TESTO FORNITO:
******************************
Registro n. 16 precedente | 1653 di 1825 | successivo

1653. Francesco Sforza al podestà di Pavia 1454 luglio 1 Milano.

Francesco Sforza accusa ricevuta dal podestà di Pavia, oltre che dal suo vicario e dai suoi giudici della trasmissione della descrizione dei beni di Oliviero di Cremona con la relativa indagine. Si dice stupito che gli abbiano inviato un'indagine non autenticata, né sottoscritta da un notaio, Non appare che lui, podestà, come anche gli altri abbiano imposto a Oliviero il ius iurandum veritatis; se ben riflettono su quel che il maestro ha detto, non risulterà delitto né falso di monete, sia di quelle che egli aveva addosso che di quelle indicate nella descrizione, per cui non v'é appiglio giuridico di sorta per giudicarlo. Se questa é la diligenza della corte podestarile, non c'é di che rallegrarsi circa il suo modo di far giustizia. Il duca gli ordina di ammonire i sudditi a comportarsi diversamente e a rifare nuovamente detta indagine, rispedendola poi in debita forma e in modo che si possa intendere la verità di quanto accertato. Gli facciano pure avere la debita informazione, richiesta nei giorni scorsi, circa i fatti di Tomino Landolfi.
******************************
VOCI RIPORTATE:
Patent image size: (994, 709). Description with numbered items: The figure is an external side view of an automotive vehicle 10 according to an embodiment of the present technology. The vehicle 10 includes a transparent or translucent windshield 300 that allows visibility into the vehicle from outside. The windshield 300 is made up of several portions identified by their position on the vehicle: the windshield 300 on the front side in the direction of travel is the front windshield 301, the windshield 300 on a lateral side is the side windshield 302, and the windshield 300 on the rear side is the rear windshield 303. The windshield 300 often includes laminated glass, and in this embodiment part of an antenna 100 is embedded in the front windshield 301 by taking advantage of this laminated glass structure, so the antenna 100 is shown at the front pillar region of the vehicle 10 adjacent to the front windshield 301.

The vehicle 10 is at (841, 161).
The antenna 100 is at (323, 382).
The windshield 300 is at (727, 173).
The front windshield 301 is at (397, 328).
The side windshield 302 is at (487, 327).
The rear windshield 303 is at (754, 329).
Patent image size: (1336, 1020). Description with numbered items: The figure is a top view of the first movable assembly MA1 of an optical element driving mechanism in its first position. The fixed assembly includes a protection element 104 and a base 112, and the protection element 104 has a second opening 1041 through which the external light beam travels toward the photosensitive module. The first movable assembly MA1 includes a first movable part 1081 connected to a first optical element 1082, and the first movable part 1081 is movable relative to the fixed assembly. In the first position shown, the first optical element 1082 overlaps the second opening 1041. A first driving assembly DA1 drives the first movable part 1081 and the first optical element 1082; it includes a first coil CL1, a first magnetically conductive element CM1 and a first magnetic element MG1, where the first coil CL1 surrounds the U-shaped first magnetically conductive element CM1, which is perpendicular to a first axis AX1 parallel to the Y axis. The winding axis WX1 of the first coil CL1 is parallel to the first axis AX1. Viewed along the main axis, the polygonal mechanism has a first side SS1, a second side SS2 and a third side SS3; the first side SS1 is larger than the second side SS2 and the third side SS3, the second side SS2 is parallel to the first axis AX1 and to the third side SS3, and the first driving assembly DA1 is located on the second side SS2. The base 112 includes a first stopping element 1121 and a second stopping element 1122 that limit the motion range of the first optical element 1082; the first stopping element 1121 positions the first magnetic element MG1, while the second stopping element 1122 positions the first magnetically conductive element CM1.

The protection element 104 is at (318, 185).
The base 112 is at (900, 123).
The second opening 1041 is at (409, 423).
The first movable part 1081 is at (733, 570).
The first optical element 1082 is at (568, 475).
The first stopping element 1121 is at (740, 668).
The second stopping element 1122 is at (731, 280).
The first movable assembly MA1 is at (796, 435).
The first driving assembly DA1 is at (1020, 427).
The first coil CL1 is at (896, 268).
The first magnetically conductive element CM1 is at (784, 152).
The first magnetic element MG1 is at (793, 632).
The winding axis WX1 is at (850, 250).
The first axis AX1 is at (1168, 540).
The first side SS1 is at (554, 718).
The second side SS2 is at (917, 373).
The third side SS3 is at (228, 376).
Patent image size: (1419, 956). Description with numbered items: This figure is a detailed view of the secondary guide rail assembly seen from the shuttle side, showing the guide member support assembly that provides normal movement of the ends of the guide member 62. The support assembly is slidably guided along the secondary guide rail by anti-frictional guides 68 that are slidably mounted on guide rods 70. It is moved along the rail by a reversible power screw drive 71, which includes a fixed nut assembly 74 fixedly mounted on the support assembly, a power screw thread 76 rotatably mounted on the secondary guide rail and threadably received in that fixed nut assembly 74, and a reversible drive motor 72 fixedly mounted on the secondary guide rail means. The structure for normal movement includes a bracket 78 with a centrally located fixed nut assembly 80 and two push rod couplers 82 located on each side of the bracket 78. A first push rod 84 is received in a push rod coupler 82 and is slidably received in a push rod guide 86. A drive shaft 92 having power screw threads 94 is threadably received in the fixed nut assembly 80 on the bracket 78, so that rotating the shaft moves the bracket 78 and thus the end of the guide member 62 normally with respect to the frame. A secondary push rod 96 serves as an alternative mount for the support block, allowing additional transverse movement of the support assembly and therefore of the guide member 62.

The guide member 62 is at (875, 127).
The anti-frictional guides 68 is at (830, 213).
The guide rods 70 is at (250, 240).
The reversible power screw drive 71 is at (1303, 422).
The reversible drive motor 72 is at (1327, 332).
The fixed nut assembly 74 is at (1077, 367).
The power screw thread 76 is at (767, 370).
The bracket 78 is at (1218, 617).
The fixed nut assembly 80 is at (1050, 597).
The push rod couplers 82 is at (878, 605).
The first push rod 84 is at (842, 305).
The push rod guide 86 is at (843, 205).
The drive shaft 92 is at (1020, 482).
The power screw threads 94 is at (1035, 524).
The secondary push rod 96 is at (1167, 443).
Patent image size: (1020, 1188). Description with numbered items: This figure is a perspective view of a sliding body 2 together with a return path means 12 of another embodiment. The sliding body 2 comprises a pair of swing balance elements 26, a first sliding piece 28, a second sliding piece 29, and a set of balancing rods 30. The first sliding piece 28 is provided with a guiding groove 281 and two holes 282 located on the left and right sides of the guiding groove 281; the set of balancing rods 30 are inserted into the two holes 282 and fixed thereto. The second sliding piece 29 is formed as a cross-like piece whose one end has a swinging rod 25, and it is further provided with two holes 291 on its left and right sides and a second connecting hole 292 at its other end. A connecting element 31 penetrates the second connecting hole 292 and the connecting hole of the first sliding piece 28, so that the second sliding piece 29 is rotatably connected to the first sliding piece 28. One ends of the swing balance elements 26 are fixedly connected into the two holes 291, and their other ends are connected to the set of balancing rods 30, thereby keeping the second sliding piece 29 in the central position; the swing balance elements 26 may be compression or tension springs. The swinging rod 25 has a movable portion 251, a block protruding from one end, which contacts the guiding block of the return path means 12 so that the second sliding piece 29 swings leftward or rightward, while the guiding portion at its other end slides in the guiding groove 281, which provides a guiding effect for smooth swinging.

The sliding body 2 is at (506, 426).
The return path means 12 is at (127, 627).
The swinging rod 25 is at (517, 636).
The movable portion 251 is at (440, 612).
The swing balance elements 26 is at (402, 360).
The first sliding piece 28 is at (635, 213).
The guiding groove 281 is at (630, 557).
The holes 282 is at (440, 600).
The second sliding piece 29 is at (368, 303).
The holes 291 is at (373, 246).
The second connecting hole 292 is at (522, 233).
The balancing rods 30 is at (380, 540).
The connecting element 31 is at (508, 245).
******************************
ISTRUZIONI:
1. Stabilisci se le affermazioni seguenti concordano con il testo sulla lettera di Francesco Sforza; per ciascuna rispondi sì o no e cita tra virgolette le parole del testo che lo decidono. (a) L'indagine inviata al duca era autenticata e sottoscritta da un notaio. (b) Il duca ordina di rifare l'indagine. (c) La lettera è datata da Milano il 1° luglio 1454.
2. Riprendi il testo sulla lettera di Francesco Sforza dal punto in cui si interrompe.

RISULTATI ATTESI:
1.
(a) No: «gli abbiano inviato un'indagine non autenticata, né sottoscritta da un notaio».
(b) Sì: «a rifare nuovamente detta indagine».
(c) Sì: «1454 luglio 1 Milano».

2.
[ 440r] Potestati Papie.
Havemo havuto la vostra lettera con descriptione de li beni de quello maestro Oliviero da Cremona et etiam del suo examine; del che commendiamo asay la diligentia vostra, sia del vicario et iudice vostri. Se maravegliamo che ve habiano mandato il dicto examine (a) così serialmente et nudamente e, primamente, perché dicto examine, quale el se sia, non hanno mandato in forma autentica, né sottoscripta per lo notaro che facia fede alcuna, Secundo, non ne appare che al dicto maestro Oliviero, né per vui, né per essi, sia stato dato il sacramento de veritate dicenda, como se convenia et de rasone et de bona consuetudine, inanti che gli haveti posto altramente pagura.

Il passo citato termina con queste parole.